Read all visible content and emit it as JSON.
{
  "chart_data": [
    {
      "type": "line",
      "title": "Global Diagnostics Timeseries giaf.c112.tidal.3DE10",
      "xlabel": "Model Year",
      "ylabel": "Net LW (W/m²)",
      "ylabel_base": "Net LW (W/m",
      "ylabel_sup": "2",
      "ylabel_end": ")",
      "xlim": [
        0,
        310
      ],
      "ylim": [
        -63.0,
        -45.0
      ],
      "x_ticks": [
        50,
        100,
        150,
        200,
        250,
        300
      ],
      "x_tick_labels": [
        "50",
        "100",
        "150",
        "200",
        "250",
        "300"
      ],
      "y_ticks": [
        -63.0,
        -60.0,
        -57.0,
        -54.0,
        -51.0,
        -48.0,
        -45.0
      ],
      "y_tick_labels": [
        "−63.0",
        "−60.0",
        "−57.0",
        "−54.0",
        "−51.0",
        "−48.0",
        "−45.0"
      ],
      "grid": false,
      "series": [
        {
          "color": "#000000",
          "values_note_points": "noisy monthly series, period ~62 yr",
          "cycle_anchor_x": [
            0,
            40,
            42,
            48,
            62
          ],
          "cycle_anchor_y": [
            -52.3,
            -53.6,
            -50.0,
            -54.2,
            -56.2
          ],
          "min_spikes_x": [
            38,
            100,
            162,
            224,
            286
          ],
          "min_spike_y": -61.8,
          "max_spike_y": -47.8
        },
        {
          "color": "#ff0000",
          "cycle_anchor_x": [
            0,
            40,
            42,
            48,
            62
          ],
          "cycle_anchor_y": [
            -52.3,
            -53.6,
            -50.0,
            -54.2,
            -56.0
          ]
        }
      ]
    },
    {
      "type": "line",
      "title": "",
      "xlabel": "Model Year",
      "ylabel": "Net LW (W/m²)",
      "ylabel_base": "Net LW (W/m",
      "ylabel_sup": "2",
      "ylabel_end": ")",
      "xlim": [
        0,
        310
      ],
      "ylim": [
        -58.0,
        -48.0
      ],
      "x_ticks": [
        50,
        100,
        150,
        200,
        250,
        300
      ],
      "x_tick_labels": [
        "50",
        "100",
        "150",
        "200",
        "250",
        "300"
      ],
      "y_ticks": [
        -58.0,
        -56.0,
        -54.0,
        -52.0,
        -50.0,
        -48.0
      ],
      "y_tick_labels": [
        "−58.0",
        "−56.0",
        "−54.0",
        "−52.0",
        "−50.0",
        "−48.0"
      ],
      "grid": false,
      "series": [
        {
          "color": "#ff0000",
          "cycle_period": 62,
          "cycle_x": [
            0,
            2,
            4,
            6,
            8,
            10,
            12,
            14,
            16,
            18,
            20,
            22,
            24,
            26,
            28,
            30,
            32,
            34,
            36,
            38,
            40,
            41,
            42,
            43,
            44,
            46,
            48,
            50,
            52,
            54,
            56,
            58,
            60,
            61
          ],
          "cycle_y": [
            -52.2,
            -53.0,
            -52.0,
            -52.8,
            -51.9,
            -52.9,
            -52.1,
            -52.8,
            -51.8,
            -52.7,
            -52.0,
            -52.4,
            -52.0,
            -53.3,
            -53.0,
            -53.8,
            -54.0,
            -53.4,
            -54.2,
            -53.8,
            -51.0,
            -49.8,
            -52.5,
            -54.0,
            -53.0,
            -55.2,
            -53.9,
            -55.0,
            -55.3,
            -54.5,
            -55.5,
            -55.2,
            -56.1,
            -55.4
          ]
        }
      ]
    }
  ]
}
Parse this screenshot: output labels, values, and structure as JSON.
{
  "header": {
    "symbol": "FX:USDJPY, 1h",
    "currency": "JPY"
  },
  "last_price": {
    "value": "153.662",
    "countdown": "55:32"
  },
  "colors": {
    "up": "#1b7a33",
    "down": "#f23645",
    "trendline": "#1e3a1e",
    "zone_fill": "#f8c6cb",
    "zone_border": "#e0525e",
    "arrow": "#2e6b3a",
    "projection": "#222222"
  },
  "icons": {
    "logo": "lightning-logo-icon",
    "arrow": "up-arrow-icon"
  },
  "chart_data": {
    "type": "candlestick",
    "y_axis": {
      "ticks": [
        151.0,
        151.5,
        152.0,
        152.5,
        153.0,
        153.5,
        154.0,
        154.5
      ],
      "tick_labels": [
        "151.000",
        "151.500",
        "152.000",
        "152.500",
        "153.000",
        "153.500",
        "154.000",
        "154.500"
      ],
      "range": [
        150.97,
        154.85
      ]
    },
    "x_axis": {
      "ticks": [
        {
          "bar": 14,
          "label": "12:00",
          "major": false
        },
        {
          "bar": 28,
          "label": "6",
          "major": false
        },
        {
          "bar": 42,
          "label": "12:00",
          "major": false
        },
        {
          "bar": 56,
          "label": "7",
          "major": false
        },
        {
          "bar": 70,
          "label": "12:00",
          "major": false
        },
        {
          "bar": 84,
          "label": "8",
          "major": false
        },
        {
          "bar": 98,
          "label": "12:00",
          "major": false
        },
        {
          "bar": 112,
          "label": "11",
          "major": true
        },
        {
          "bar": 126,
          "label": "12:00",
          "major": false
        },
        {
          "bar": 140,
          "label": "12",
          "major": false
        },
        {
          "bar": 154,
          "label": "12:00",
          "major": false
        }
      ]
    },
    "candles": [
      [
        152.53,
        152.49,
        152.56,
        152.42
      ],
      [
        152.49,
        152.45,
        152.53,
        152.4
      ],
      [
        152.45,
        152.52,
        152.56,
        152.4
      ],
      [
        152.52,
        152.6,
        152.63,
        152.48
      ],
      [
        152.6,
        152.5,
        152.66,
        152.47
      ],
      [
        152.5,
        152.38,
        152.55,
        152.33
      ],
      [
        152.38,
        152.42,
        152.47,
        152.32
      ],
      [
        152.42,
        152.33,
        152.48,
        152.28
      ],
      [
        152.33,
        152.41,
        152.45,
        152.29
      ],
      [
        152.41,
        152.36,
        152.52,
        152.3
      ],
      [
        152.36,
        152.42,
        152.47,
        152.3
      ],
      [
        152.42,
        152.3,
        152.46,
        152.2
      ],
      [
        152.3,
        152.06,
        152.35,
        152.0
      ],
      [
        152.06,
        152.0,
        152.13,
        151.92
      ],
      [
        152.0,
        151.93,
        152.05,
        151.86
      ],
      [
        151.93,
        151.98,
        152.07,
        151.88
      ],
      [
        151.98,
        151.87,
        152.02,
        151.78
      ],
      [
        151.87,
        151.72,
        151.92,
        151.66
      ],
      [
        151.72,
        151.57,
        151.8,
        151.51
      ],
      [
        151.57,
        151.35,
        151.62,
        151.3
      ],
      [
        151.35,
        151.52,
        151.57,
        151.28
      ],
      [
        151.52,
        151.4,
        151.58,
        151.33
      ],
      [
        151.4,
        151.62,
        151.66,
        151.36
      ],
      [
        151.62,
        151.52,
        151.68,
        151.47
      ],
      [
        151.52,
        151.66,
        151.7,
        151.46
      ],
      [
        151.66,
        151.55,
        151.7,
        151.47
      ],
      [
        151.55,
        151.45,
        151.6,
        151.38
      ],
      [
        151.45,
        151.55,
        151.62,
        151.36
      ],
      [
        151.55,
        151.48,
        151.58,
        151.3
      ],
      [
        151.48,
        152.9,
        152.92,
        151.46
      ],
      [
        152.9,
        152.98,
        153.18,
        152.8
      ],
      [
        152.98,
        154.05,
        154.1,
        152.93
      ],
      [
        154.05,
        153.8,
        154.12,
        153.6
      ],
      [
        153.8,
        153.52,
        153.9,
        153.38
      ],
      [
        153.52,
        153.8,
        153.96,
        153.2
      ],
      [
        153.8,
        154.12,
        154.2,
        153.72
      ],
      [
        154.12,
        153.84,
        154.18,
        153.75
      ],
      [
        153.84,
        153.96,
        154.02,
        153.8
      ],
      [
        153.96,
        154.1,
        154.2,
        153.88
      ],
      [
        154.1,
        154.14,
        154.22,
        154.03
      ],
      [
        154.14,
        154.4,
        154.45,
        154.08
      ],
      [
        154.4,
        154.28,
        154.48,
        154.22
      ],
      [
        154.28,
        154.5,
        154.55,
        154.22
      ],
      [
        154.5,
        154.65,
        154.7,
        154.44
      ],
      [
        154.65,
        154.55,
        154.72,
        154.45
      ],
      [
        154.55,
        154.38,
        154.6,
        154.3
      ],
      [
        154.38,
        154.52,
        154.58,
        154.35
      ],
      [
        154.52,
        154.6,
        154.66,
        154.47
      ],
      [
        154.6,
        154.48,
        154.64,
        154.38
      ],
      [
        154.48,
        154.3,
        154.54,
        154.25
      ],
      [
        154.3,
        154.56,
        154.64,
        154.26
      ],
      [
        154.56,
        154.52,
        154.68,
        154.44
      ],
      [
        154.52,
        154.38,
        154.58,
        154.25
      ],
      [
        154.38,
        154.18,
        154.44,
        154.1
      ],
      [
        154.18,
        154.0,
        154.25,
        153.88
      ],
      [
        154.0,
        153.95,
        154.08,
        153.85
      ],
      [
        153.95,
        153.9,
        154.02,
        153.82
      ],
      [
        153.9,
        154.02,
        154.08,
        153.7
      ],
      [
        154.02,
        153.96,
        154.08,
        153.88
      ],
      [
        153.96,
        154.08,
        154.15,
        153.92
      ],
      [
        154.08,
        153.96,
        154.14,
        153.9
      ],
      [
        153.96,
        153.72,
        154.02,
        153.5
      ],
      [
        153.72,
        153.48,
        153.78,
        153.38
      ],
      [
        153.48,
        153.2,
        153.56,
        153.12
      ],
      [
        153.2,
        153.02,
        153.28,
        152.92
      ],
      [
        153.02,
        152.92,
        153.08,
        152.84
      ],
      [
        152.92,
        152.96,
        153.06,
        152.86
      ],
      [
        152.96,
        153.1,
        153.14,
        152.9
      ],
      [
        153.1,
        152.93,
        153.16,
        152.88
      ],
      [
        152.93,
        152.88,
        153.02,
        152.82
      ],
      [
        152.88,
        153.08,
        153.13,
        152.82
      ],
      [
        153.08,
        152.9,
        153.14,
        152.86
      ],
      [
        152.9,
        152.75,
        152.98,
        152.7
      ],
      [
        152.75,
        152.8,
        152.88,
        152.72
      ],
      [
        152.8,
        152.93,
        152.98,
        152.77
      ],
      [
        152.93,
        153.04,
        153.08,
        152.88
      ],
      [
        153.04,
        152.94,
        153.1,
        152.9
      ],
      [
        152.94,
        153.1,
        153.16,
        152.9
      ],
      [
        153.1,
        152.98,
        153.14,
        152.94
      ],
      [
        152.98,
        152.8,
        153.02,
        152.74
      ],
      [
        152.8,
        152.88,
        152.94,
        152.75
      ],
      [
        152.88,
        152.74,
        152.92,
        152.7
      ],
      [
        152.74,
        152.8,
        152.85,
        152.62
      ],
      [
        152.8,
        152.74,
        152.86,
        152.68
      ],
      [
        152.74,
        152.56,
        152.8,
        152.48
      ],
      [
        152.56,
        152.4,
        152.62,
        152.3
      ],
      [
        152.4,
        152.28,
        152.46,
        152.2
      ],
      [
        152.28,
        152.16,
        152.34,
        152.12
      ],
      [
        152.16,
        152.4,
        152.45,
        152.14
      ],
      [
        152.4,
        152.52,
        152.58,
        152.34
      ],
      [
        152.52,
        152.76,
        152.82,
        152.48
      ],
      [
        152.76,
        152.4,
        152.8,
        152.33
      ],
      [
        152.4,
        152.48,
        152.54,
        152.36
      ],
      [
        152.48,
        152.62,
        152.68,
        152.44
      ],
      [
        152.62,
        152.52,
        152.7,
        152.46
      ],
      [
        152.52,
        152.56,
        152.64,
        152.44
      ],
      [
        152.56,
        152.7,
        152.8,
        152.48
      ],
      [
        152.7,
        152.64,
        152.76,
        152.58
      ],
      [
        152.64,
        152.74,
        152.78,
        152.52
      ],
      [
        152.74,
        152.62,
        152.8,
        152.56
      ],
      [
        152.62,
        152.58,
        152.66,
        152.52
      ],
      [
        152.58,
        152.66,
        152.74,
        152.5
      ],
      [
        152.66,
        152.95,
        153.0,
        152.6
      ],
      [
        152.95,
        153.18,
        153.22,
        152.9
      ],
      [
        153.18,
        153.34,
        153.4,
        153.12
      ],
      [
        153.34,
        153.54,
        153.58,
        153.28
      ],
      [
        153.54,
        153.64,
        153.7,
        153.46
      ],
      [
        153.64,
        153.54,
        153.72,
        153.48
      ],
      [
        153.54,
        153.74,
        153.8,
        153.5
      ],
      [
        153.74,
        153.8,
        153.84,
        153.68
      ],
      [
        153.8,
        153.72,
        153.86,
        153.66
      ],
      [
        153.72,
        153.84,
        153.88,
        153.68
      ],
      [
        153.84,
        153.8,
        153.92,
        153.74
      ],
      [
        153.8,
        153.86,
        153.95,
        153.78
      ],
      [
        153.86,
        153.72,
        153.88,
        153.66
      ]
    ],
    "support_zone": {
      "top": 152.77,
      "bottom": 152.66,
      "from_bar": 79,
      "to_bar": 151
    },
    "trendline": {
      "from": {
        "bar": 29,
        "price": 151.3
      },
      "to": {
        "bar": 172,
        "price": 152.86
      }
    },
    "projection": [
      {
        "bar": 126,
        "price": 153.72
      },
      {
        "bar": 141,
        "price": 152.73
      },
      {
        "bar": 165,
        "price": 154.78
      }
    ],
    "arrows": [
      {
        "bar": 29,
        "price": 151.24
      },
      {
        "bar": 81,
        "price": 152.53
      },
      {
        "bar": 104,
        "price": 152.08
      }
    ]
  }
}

- **Task objective**
Copy down every line of the entries containing the word "title".

- **Solution**
      "title": "Global Diagnostics Timeseries giaf.c112.tidal.3DE10",
      "title": "",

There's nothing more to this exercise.